**WORK TO COMPLETE:**
Each record below should appear again exactly as written.

▼

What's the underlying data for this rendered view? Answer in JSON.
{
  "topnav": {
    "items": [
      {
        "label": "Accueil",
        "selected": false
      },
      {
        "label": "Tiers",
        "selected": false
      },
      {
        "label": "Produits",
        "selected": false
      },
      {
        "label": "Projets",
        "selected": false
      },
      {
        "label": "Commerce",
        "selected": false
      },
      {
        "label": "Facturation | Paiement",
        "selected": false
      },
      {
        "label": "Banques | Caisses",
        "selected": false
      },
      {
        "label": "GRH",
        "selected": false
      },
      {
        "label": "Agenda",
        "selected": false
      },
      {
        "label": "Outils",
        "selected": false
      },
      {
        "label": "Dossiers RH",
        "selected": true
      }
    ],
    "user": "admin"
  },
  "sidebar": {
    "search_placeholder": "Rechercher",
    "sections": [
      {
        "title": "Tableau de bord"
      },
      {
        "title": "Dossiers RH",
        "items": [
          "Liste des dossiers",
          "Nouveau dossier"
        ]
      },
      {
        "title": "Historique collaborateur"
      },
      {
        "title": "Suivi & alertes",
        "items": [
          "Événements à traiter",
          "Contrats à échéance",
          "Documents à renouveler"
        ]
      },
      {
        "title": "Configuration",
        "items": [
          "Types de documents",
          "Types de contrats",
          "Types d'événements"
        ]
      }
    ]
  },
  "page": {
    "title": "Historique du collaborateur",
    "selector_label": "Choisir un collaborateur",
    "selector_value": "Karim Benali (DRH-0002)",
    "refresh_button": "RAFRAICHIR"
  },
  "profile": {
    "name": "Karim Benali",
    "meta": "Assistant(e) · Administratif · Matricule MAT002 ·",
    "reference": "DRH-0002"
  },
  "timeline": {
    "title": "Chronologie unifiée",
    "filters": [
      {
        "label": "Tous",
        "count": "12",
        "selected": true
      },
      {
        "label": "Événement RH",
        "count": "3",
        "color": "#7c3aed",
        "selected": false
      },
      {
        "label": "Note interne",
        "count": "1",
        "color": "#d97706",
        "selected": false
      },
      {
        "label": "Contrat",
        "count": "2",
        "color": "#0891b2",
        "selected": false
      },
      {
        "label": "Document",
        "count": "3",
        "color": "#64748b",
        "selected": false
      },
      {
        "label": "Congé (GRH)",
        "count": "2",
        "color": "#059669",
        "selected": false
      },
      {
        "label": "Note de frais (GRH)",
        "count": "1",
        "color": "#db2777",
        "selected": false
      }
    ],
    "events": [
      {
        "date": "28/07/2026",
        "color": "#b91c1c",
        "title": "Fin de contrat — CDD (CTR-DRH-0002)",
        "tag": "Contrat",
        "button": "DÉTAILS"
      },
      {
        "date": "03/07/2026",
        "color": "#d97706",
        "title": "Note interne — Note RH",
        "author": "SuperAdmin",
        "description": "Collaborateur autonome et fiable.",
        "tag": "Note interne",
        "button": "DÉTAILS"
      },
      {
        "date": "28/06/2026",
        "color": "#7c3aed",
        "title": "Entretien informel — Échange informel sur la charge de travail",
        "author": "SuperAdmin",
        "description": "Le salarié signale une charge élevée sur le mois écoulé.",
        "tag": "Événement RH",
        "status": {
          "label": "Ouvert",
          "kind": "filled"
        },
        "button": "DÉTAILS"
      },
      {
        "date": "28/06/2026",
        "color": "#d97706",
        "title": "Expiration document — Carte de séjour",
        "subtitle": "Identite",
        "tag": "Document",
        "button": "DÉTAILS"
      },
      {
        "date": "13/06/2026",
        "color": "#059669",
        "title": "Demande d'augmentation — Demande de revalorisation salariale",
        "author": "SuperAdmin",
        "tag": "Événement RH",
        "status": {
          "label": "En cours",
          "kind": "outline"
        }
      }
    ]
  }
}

▲

**IN RESPONSE:**
What's the underlying data for this rendered view? Answer in JSON.
{
  "topnav": {
    "items": [
      {
        "label": "Accueil",
        "selected": false
      },
      {
        "label": "Tiers",
        "selected": false
      },
      {
        "label": "Produits",
        "selected": false
      },
      {
        "label": "Projets",
        "selected": false
      },
      {
        "label": "Commerce",
        "selected": false
      },
      {
        "label": "Facturation | Paiement",
        "selected": false
      },
      {
        "label": "Banques | Caisses",
        "selected": false
      },
      {
        "label": "GRH",
        "selected": false
      },
      {
        "label": "Agenda",
        "selected": false
      },
      {
        "label": "Outils",
        "selected": false
      },
      {
        "label": "Dossiers RH",
        "selected": true
      }
    ],
    "user": "admin"
  },
  "sidebar": {
    "search_placeholder": "Rechercher",
    "sections": [
      {
        "title": "Tableau de bord"
      },
      {
        "title": "Dossiers RH",
        "items": [
          "Liste des dossiers",
          "Nouveau dossier"
        ]
      },
      {
        "title": "Historique collaborateur"
      },
      {
        "title": "Suivi & alertes",
        "items": [
          "Événements à traiter",
          "Contrats à échéance",
          "Documents à renouveler"
        ]
      },
      {
        "title": "Configuration",
        "items": [
          "Types de documents",
          "Types de contrats",
          "Types d'événements"
        ]
      }
    ]
  },
  "page": {
    "title": "Historique du collaborateur",
    "selector_label": "Choisir un collaborateur",
    "selector_value": "Karim Benali (DRH-0002)",
    "refresh_button": "RAFRAICHIR"
  },
  "profile": {
    "name": "Karim Benali",
    "meta": "Assistant(e) · Administratif · Matricule MAT002 ·",
    "reference": "DRH-0002"
  },
  "timeline": {
    "title": "Chronologie unifiée",
    "filters": [
      {
        "label": "Tous",
        "count": "12",
        "selected": true
      },
      {
        "label": "Événement RH",
        "count": "3",
        "color": "#7c3aed",
        "selected": false
      },
      {
        "label": "Note interne",
        "count": "1",
        "color": "#d97706",
        "selected": false
      },
      {
        "label": "Contrat",
        "count": "2",
        "color": "#0891b2",
        "selected": false
      },
      {
        "label": "Document",
        "count": "3",
        "color": "#64748b",
        "selected": false
      },
      {
        "label": "Congé (GRH)",
        "count": "2",
        "color": "#059669",
        "selected": false
      },
      {
        "label": "Note de frais (GRH)",
        "count": "1",
        "color": "#db2777",
        "selected": false
      }
    ],
    "events": [
      {
        "date": "28/07/2026",
        "color": "#b91c1c",
        "title": "Fin de contrat — CDD (CTR-DRH-0002)",
        "tag": "Contrat",
        "button": "DÉTAILS"
      },
      {
        "date": "03/07/2026",
        "color": "#d97706",
        "title": "Note interne — Note RH",
        "author": "SuperAdmin",
        "description": "Collaborateur autonome et fiable.",
        "tag": "Note interne",
        "button": "DÉTAILS"
      },
      {
        "date": "28/06/2026",
        "color": "#7c3aed",
        "title": "Entretien informel — Échange informel sur la charge de travail",
        "author": "SuperAdmin",
        "description": "Le salarié signale une charge élevée sur le mois écoulé.",
        "tag": "Événement RH",
        "status": {
          "label": "Ouvert",
          "kind": "filled"
        },
        "button": "DÉTAILS"
      },
      {
        "date": "28/06/2026",
        "color": "#d97706",
        "title": "Expiration document — Carte de séjour",
        "subtitle": "Identite",
        "tag": "Document",
        "button": "DÉTAILS"
      },
      {
        "date": "13/06/2026",
        "color": "#059669",
        "title": "Demande d'augmentation — Demande de revalorisation salariale",
        "author": "SuperAdmin",
        "tag": "Événement RH",
        "status": {
          "label": "En cours",
          "kind": "outline"
        }
      }
    ]
  }
}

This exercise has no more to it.